## Task objective
Reproduce word for word the part of the profile of the artist Raya Kassisieh starting with "Raised in Amman" and going on through "weight of history.".

## Text block
At Buro247 Middle East, we are committed to showcasing and celebrating the extraordinary talent in the Arab world. With our column, #BuroSpotlights, we bring you stories of pioneering artists, innovative designers, tech trailblazers, cinematic visionaries, sports stars, and more.
This week, #BuroSpotlights Palestinian artist Raya Kassisieh.
Raya Kassisieh’s work exists where material meets meaning. Every sculpture she creates feels like a dialogue between the body and history, between what we carry and what we choose to let go of. Kassisieh’s practice is rooted in examining the body as both a site of identity and a tool for transformation. Her art is intimate and intellectual at once, offering a study of how form can express what words often cannot.
Raised in Amman and trained at Pratt Institute in New York, Kassisieh began her artistic journey through textiles and pattern making. That early relationship with fabric is still visible in her approach to sculpture today. She treats metal, fiber, and copper with the same tactile curiosity once reserved for thread, translating softness into structure.
Kassisieh’s pieces explore what she calls “the politics of the body.” Through her sculptural reinterpretations of natural and heritage-inspired forms, she investigates how our bodies reflect inherited memories and silent resistances. The recurring tension between fragility and permanence in her materials mirrors the human condition she studies so closely. Steel becomes supple. Copper bends like cloth. Fiber holds the weight of history.
Each work is a negotiation of being. Her art challenges fixed notions of identity by suggesting that selfhood, much like the materials she shapes, can be remade. There is a deliberate duality in her practice—introspection balanced with assertion, intimacy with monumentality. In her hands, sculpture becomes an act of reimagining the self, one layer at a time.
What makes Raya Kassisieh’s work compelling is its quiet defiance. She uses the language of material to reclaim agency over form, turning the body into both subject and storyteller. Each sculpture becomes a question, a whisper, a declaration, reminding us that identity, like art, is never fixed. It is always in motion.

## Given information
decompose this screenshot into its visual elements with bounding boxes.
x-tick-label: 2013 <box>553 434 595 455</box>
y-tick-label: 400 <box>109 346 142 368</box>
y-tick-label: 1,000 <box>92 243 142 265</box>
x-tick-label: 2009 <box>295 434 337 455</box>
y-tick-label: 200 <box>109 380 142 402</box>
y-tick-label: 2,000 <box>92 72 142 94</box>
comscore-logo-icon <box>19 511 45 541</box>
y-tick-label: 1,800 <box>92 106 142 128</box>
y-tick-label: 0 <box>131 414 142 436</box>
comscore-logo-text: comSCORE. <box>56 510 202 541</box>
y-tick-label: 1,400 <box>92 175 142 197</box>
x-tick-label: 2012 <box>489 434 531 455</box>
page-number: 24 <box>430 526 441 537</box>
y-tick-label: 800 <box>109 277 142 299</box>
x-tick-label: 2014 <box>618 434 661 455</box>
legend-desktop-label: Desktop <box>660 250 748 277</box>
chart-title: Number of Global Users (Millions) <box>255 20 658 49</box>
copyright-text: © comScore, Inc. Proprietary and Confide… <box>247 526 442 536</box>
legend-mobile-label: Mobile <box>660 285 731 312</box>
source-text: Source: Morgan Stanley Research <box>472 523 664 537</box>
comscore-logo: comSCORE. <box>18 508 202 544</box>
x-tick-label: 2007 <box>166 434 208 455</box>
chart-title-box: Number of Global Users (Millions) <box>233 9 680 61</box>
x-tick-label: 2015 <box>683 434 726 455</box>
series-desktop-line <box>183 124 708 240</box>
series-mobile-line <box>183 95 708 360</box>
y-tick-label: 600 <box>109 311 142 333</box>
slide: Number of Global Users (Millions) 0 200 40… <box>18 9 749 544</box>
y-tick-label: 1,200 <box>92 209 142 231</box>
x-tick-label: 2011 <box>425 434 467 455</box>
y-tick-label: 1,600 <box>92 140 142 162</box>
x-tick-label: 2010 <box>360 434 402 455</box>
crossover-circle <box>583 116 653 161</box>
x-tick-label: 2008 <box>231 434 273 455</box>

## Output of the exercise
Raised in Amman and trained at Pratt Institute in New York, Kassisieh began her artistic journey through textiles and pattern making. That early relationship with fabric is still visible in her approach to sculpture today. She treats metal, fiber, and copper with the same tactile curiosity once reserved for thread, translating softness into structure.
Kassisieh’s pieces explore what she calls “the politics of the body.” Through her sculptural reinterpretations of natural and heritage-inspired forms, she investigates how our bodies reflect inherited memories and silent resistances. The recurring tension between fragility and permanence in her materials mirrors the human condition she studies so closely. Steel becomes supple. Copper bends like cloth. Fiber holds the weight of history.